TASK TO COMPLETE ::
From the listing below, copy every line with the word "data".

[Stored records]
— start —
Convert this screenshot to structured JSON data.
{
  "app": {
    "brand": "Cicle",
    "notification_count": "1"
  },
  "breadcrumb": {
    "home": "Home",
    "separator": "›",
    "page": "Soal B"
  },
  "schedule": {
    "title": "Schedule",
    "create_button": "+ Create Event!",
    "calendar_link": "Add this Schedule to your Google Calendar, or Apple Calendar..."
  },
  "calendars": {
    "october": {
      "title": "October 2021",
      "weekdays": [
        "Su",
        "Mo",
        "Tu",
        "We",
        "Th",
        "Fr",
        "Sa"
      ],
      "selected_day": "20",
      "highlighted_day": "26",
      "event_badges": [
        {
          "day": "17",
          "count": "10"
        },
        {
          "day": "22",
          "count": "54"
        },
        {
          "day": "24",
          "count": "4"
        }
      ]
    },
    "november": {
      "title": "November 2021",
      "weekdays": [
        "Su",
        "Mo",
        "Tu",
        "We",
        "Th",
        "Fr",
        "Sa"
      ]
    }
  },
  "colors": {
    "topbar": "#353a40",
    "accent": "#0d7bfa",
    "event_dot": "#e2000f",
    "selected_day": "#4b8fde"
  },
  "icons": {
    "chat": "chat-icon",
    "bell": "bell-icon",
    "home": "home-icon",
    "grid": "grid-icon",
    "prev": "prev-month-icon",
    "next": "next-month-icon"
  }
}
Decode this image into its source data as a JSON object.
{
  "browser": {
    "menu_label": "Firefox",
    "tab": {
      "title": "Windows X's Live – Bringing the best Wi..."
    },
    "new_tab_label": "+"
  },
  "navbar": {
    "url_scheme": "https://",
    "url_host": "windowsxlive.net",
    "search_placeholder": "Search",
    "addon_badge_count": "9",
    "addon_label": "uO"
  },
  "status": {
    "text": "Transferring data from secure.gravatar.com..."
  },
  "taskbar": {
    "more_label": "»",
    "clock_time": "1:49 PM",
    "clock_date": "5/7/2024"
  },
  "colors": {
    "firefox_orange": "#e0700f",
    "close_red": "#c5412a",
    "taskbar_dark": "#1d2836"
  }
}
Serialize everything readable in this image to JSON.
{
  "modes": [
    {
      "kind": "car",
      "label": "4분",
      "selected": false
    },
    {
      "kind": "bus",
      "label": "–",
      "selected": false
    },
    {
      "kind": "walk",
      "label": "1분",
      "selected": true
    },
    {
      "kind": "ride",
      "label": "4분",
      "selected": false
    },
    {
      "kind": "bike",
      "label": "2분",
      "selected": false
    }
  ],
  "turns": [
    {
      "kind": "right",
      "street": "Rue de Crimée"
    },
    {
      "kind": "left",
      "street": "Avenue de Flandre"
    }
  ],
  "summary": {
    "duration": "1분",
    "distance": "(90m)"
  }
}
— end —
REPLY ::
Convert this screenshot to structured JSON data.
Decode this image into its source data as a JSON object.
    "text": "Transferring data from secure.gravatar.com..."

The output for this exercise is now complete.